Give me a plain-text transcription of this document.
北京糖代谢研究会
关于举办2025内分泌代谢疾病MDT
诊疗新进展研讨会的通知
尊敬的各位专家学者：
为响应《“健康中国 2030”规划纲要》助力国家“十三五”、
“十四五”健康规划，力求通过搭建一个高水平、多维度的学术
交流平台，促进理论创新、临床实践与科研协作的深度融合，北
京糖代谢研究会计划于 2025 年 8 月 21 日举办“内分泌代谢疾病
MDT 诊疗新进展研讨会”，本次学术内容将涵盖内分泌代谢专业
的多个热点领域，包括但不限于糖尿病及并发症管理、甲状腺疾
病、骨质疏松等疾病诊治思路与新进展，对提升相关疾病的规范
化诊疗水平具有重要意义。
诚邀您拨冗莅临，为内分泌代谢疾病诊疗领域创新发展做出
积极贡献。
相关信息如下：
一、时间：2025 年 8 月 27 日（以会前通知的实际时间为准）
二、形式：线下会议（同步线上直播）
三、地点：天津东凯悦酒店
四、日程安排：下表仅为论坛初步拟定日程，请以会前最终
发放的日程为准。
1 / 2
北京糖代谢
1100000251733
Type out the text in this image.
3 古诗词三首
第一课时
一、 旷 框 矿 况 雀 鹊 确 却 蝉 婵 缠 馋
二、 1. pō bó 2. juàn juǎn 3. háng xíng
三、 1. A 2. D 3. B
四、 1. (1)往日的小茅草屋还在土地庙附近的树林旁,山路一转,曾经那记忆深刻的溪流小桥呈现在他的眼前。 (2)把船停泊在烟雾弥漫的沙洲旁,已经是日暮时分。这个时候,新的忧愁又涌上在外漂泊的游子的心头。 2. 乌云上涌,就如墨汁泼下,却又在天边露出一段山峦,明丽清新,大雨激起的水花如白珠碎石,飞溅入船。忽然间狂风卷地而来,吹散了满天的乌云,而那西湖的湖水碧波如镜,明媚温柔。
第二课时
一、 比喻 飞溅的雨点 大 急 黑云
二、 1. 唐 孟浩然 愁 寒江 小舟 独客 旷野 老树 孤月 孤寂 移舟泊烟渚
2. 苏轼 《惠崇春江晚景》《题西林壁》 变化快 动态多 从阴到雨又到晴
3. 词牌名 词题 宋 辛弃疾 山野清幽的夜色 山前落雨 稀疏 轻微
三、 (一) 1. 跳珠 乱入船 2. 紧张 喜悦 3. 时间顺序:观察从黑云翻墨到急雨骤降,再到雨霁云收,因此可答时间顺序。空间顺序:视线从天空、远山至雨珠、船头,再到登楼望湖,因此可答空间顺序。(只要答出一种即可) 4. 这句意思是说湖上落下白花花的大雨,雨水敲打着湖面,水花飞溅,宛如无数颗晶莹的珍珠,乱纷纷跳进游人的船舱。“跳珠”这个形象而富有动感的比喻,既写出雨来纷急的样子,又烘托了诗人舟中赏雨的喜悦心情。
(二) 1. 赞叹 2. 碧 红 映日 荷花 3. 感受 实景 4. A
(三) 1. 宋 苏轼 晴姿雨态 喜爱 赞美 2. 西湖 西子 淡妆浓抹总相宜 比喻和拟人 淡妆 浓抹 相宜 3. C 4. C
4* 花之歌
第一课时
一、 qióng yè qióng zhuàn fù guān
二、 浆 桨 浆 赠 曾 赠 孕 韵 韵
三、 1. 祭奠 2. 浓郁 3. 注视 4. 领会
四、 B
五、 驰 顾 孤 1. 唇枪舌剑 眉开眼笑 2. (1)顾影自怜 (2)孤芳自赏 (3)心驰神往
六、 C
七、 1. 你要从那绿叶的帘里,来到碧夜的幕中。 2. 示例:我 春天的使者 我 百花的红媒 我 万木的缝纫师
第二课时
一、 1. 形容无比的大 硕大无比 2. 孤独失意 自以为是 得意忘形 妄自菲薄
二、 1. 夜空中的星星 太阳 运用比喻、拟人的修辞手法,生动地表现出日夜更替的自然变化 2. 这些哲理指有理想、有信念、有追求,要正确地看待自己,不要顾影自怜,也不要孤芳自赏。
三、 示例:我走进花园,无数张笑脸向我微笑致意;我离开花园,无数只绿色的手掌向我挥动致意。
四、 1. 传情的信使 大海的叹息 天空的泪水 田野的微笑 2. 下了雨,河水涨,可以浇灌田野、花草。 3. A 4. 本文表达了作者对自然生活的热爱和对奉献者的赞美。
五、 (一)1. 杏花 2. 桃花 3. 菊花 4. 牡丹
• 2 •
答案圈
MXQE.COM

**Short exercise:**
Return each entry from the material above exactly as it appears.

**Task answer:**
Give me a plain-text transcription of this document.
北京糖代谢研究会
关于举办2025内分泌代谢疾病MDT
诊疗新进展研讨会的通知
尊敬的各位专家学者：
为响应《“健康中国 2030”规划纲要》助力国家“十三五”、
“十四五”健康规划，力求通过搭建一个高水平、多维度的学术
交流平台，促进理论创新、临床实践与科研协作的深度融合，北
京糖代谢研究会计划于 2025 年 8 月 21 日举办“内分泌代谢疾病
MDT 诊疗新进展研讨会”，本次学术内容将涵盖内分泌代谢专业
的多个热点领域，包括但不限于糖尿病及并发症管理、甲状腺疾
病、骨质疏松等疾病诊治思路与新进展，对提升相关疾病的规范
化诊疗水平具有重要意义。
诚邀您拨冗莅临，为内分泌代谢疾病诊疗领域创新发展做出
积极贡献。
相关信息如下：
一、时间：2025 年 8 月 27 日（以会前通知的实际时间为准）
二、形式：线下会议（同步线上直播）
三、地点：天津东凯悦酒店
四、日程安排：下表仅为论坛初步拟定日程，请以会前最终
发放的日程为准。
1 / 2
北京糖代谢
1100000251733
Type out the text in this image.
3 古诗词三首
第一课时
一、 旷 框 矿 况 雀 鹊 确 却 蝉 婵 缠 馋
二、 1. pō bó 2. juàn juǎn 3. háng xíng
三、 1. A 2. D 3. B
四、 1. (1)往日的小茅草屋还在土地庙附近的树林旁,山路一转,曾经那记忆深刻的溪流小桥呈现在他的眼前。 (2)把船停泊在烟雾弥漫的沙洲旁,已经是日暮时分。这个时候,新的忧愁又涌上在外漂泊的游子的心头。 2. 乌云上涌,就如墨汁泼下,却又在天边露出一段山峦,明丽清新,大雨激起的水花如白珠碎石,飞溅入船。忽然间狂风卷地而来,吹散了满天的乌云,而那西湖的湖水碧波如镜,明媚温柔。
第二课时
一、 比喻 飞溅的雨点 大 急 黑云
二、 1. 唐 孟浩然 愁 寒江 小舟 独客 旷野 老树 孤月 孤寂 移舟泊烟渚
2. 苏轼 《惠崇春江晚景》《题西林壁》 变化快 动态多 从阴到雨又到晴
3. 词牌名 词题 宋 辛弃疾 山野清幽的夜色 山前落雨 稀疏 轻微
三、 (一) 1. 跳珠 乱入船 2. 紧张 喜悦 3. 时间顺序:观察从黑云翻墨到急雨骤降,再到雨霁云收,因此可答时间顺序。空间顺序:视线从天空、远山至雨珠、船头,再到登楼望湖,因此可答空间顺序。(只要答出一种即可) 4. 这句意思是说湖上落下白花花的大雨,雨水敲打着湖面,水花飞溅,宛如无数颗晶莹的珍珠,乱纷纷跳进游人的船舱。“跳珠”这个形象而富有动感的比喻,既写出雨来纷急的样子,又烘托了诗人舟中赏雨的喜悦心情。
(二) 1. 赞叹 2. 碧 红 映日 荷花 3. 感受 实景 4. A
(三) 1. 宋 苏轼 晴姿雨态 喜爱 赞美 2. 西湖 西子 淡妆浓抹总相宜 比喻和拟人 淡妆 浓抹 相宜 3. C 4. C
4* 花之歌
第一课时
一、 qióng yè qióng zhuàn fù guān
二、 浆 桨 浆 赠 曾 赠 孕 韵 韵
三、 1. 祭奠 2. 浓郁 3. 注视 4. 领会
四、 B
五、 驰 顾 孤 1. 唇枪舌剑 眉开眼笑 2. (1)顾影自怜 (2)孤芳自赏 (3)心驰神往
六、 C
七、 1. 你要从那绿叶的帘里,来到碧夜的幕中。 2. 示例:我 春天的使者 我 百花的红媒 我 万木的缝纫师
第二课时
一、 1. 形容无比的大 硕大无比 2. 孤独失意 自以为是 得意忘形 妄自菲薄
二、 1. 夜空中的星星 太阳 运用比喻、拟人的修辞手法,生动地表现出日夜更替的自然变化 2. 这些哲理指有理想、有信念、有追求,要正确地看待自己,不要顾影自怜,也不要孤芳自赏。
三、 示例:我走进花园,无数张笑脸向我微笑致意;我离开花园,无数只绿色的手掌向我挥动致意。
四、 1. 传情的信使 大海的叹息 天空的泪水 田野的微笑 2. 下了雨,河水涨,可以浇灌田野、花草。 3. A 4. 本文表达了作者对自然生活的热爱和对奉献者的赞美。
五、 (一)1. 杏花 2. 桃花 3. 菊花 4. 牡丹
• 2 •
答案圈
MXQE.COM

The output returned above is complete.